▶ Given instruction: Please write out the complete listing that follows, exactly as it reads.

▶ Input:
· · · ·

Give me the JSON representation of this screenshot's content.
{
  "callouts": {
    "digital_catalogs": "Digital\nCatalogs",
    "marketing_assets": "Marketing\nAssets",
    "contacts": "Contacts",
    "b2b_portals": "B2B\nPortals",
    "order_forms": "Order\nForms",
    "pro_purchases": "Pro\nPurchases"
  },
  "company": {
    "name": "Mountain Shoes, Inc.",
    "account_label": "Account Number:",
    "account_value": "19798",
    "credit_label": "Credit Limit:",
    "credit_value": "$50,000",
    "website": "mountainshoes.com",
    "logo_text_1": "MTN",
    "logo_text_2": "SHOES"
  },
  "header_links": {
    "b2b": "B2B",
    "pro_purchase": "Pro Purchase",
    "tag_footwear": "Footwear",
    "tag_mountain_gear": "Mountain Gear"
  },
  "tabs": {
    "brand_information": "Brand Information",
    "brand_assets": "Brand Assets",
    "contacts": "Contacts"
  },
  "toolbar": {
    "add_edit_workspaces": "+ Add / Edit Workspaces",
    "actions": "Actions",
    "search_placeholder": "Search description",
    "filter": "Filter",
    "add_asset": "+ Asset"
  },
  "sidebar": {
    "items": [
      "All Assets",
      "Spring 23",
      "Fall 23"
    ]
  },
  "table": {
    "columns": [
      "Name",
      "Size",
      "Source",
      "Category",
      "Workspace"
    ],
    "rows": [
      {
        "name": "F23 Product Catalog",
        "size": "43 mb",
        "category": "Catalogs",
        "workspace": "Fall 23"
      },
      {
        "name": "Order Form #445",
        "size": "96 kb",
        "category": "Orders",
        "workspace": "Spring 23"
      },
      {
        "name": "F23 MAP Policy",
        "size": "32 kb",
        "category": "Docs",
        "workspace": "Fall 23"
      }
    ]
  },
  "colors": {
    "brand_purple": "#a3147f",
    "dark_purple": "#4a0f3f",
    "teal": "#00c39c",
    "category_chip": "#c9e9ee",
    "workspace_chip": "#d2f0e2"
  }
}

· · · ·

▶ Completed task:
Give me the JSON representation of this screenshot's content.
{
  "callouts": {
    "digital_catalogs": "Digital\nCatalogs",
    "marketing_assets": "Marketing\nAssets",
    "contacts": "Contacts",
    "b2b_portals": "B2B\nPortals",
    "order_forms": "Order\nForms",
    "pro_purchases": "Pro\nPurchases"
  },
  "company": {
    "name": "Mountain Shoes, Inc.",
    "account_label": "Account Number:",
    "account_value": "19798",
    "credit_label": "Credit Limit:",
    "credit_value": "$50,000",
    "website": "mountainshoes.com",
    "logo_text_1": "MTN",
    "logo_text_2": "SHOES"
  },
  "header_links": {
    "b2b": "B2B",
    "pro_purchase": "Pro Purchase",
    "tag_footwear": "Footwear",
    "tag_mountain_gear": "Mountain Gear"
  },
  "tabs": {
    "brand_information": "Brand Information",
    "brand_assets": "Brand Assets",
    "contacts": "Contacts"
  },
  "toolbar": {
    "add_edit_workspaces": "+ Add / Edit Workspaces",
    "actions": "Actions",
    "search_placeholder": "Search description",
    "filter": "Filter",
    "add_asset": "+ Asset"
  },
  "sidebar": {
    "items": [
      "All Assets",
      "Spring 23",
      "Fall 23"
    ]
  },
  "table": {
    "columns": [
      "Name",
      "Size",
      "Source",
      "Category",
      "Workspace"
    ],
    "rows": [
      {
        "name": "F23 Product Catalog",
        "size": "43 mb",
        "category": "Catalogs",
        "workspace": "Fall 23"
      },
      {
        "name": "Order Form #445",
        "size": "96 kb",
        "category": "Orders",
        "workspace": "Spring 23"
      },
      {
        "name": "F23 MAP Policy",
        "size": "32 kb",
        "category": "Docs",
        "workspace": "Fall 23"
      }
    ]
  },
  "colors": {
    "brand_purple": "#a3147f",
    "dark_purple": "#4a0f3f",
    "teal": "#00c39c",
    "category_chip": "#c9e9ee",
    "workspace_chip": "#d2f0e2"
  }
}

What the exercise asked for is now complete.